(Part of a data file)
______

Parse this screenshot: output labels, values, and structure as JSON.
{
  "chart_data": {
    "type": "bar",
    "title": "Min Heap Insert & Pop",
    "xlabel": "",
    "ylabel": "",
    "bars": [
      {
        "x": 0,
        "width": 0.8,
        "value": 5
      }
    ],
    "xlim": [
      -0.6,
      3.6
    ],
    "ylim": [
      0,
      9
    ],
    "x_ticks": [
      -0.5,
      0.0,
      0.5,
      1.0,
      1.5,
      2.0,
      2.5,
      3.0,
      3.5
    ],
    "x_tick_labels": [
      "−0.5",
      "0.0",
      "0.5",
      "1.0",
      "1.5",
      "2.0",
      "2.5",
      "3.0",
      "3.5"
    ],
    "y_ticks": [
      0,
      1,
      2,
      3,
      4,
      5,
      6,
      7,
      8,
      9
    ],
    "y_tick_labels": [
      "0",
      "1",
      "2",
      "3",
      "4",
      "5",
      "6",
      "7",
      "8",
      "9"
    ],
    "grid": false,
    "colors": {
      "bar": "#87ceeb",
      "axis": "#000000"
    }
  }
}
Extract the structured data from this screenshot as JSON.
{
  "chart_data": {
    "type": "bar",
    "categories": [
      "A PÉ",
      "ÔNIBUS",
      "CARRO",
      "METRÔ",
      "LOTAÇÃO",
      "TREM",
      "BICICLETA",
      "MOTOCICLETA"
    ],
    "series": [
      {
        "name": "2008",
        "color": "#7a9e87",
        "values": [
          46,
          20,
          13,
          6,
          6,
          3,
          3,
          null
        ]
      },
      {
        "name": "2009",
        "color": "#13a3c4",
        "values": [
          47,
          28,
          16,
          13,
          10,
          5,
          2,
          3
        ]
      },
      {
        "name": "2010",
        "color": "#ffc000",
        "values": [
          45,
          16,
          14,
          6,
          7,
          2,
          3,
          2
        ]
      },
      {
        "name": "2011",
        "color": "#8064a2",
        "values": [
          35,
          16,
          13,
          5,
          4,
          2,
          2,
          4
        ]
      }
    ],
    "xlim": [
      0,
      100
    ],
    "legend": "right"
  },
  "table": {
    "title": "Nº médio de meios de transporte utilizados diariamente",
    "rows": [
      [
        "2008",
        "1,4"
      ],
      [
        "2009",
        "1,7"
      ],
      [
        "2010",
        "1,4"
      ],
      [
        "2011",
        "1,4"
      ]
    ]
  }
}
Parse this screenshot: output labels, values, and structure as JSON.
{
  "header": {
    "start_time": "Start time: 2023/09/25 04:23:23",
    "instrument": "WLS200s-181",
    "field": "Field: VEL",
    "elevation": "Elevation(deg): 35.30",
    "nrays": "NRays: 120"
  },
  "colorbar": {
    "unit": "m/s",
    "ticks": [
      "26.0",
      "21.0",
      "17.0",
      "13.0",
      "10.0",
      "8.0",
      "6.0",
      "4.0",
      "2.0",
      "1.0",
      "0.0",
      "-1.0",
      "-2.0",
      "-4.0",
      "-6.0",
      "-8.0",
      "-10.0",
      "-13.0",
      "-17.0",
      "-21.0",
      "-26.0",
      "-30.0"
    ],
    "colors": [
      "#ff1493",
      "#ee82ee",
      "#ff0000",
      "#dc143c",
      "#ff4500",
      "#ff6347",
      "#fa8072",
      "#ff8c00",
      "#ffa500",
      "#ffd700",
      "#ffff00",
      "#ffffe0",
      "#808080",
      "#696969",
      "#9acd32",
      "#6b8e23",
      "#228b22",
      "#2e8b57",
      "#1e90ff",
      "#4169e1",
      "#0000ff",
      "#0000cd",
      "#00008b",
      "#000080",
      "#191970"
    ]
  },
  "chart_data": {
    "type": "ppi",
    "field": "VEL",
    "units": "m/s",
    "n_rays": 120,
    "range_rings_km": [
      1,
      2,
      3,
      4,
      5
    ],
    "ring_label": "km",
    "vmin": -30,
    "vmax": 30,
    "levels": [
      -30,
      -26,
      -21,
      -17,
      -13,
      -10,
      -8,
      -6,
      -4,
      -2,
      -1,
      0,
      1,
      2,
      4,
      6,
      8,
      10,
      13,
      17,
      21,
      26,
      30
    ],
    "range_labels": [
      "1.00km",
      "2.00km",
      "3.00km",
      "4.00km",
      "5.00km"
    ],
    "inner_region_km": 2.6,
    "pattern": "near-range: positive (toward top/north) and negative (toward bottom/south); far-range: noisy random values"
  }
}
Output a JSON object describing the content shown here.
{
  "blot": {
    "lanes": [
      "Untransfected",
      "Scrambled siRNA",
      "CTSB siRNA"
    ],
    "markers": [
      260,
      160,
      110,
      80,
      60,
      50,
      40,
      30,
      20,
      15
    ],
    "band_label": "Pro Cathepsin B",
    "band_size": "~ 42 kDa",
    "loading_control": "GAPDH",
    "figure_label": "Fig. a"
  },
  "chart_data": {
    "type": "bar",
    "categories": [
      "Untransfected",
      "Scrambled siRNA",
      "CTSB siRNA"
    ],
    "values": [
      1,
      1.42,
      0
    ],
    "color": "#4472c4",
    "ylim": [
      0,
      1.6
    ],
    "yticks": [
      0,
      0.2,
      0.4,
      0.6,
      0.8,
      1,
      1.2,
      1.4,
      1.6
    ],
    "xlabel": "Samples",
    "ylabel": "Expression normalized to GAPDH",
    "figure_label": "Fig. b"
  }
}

______

* TO BE DONE
Where a line contains the string "GAPDH", extract that line.

* RESULT BELOW
    "loading_control": "GAPDH",
    "ylabel": "Expression normalized to GAPDH",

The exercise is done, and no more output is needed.